[Saved entries]
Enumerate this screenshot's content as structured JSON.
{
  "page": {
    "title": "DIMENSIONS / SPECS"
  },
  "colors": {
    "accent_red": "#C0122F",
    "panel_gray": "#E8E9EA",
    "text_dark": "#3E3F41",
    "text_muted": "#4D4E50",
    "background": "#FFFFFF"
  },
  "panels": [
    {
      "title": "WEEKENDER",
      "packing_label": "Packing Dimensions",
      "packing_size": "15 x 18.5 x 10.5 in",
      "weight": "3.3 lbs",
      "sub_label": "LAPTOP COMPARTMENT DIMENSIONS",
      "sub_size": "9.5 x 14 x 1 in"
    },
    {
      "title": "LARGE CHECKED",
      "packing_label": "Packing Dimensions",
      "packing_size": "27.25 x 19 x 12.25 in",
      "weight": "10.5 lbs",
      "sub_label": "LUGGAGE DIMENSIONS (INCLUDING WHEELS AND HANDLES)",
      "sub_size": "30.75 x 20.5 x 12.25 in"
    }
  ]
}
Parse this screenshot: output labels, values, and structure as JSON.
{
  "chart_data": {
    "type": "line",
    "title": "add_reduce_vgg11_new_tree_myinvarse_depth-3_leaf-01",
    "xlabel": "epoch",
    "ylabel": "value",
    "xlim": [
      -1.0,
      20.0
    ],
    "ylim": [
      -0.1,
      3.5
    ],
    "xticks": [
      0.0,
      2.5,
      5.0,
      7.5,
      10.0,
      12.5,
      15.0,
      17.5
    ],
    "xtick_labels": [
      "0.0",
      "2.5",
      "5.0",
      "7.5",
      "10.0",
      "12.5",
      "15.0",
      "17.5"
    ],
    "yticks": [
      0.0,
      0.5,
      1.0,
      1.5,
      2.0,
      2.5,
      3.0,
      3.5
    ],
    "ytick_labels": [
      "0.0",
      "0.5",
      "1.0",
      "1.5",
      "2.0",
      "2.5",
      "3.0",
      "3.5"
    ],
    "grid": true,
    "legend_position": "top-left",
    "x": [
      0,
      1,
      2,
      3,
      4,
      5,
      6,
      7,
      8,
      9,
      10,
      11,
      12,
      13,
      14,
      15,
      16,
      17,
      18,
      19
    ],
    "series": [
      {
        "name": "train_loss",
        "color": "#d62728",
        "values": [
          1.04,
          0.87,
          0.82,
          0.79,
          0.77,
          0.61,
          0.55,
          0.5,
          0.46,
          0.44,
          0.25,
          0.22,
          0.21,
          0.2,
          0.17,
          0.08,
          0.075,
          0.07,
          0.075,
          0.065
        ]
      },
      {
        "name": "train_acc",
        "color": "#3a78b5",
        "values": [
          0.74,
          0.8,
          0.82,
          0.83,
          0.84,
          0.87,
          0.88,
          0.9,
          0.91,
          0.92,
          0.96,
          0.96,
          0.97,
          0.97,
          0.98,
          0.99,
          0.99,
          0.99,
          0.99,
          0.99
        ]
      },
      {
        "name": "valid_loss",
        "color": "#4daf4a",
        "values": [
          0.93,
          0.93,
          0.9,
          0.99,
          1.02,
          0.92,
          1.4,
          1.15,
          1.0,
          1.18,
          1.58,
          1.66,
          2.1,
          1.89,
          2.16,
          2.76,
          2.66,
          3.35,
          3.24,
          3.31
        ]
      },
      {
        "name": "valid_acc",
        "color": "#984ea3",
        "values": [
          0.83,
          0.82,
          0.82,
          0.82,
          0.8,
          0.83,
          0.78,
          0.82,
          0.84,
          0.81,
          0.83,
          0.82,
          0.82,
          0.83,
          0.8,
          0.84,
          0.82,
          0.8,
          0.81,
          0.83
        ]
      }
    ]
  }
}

▸ Instructions to follow:
Retype the data in full and match it exactly.

▸ Answer in full:
Enumerate this screenshot's content as structured JSON.
{
  "page": {
    "title": "DIMENSIONS / SPECS"
  },
  "colors": {
    "accent_red": "#C0122F",
    "panel_gray": "#E8E9EA",
    "text_dark": "#3E3F41",
    "text_muted": "#4D4E50",
    "background": "#FFFFFF"
  },
  "panels": [
    {
      "title": "WEEKENDER",
      "packing_label": "Packing Dimensions",
      "packing_size": "15 x 18.5 x 10.5 in",
      "weight": "3.3 lbs",
      "sub_label": "LAPTOP COMPARTMENT DIMENSIONS",
      "sub_size": "9.5 x 14 x 1 in"
    },
    {
      "title": "LARGE CHECKED",
      "packing_label": "Packing Dimensions",
      "packing_size": "27.25 x 19 x 12.25 in",
      "weight": "10.5 lbs",
      "sub_label": "LUGGAGE DIMENSIONS (INCLUDING WHEELS AND HANDLES)",
      "sub_size": "30.75 x 20.5 x 12.25 in"
    }
  ]
}
Parse this screenshot: output labels, values, and structure as JSON.
{
  "chart_data": {
    "type": "line",
    "title": "add_reduce_vgg11_new_tree_myinvarse_depth-3_leaf-01",
    "xlabel": "epoch",
    "ylabel": "value",
    "xlim": [
      -1.0,
      20.0
    ],
    "ylim": [
      -0.1,
      3.5
    ],
    "xticks": [
      0.0,
      2.5,
      5.0,
      7.5,
      10.0,
      12.5,
      15.0,
      17.5
    ],
    "xtick_labels": [
      "0.0",
      "2.5",
      "5.0",
      "7.5",
      "10.0",
      "12.5",
      "15.0",
      "17.5"
    ],
    "yticks": [
      0.0,
      0.5,
      1.0,
      1.5,
      2.0,
      2.5,
      3.0,
      3.5
    ],
    "ytick_labels": [
      "0.0",
      "0.5",
      "1.0",
      "1.5",
      "2.0",
      "2.5",
      "3.0",
      "3.5"
    ],
    "grid": true,
    "legend_position": "top-left",
    "x": [
      0,
      1,
      2,
      3,
      4,
      5,
      6,
      7,
      8,
      9,
      10,
      11,
      12,
      13,
      14,
      15,
      16,
      17,
      18,
      19
    ],
    "series": [
      {
        "name": "train_loss",
        "color": "#d62728",
        "values": [
          1.04,
          0.87,
          0.82,
          0.79,
          0.77,
          0.61,
          0.55,
          0.5,
          0.46,
          0.44,
          0.25,
          0.22,
          0.21,
          0.2,
          0.17,
          0.08,
          0.075,
          0.07,
          0.075,
          0.065
        ]
      },
      {
        "name": "train_acc",
        "color": "#3a78b5",
        "values": [
          0.74,
          0.8,
          0.82,
          0.83,
          0.84,
          0.87,
          0.88,
          0.9,
          0.91,
          0.92,
          0.96,
          0.96,
          0.97,
          0.97,
          0.98,
          0.99,
          0.99,
          0.99,
          0.99,
          0.99
        ]
      },
      {
        "name": "valid_loss",
        "color": "#4daf4a",
        "values": [
          0.93,
          0.93,
          0.9,
          0.99,
          1.02,
          0.92,
          1.4,
          1.15,
          1.0,
          1.18,
          1.58,
          1.66,
          2.1,
          1.89,
          2.16,
          2.76,
          2.66,
          3.35,
          3.24,
          3.31
        ]
      },
      {
        "name": "valid_acc",
        "color": "#984ea3",
        "values": [
          0.83,
          0.82,
          0.82,
          0.82,
          0.8,
          0.83,
          0.78,
          0.82,
          0.84,
          0.81,
          0.83,
          0.82,
          0.82,
          0.83,
          0.8,
          0.84,
          0.82,
          0.8,
          0.81,
          0.83
        ]
      }
    ]
  }
}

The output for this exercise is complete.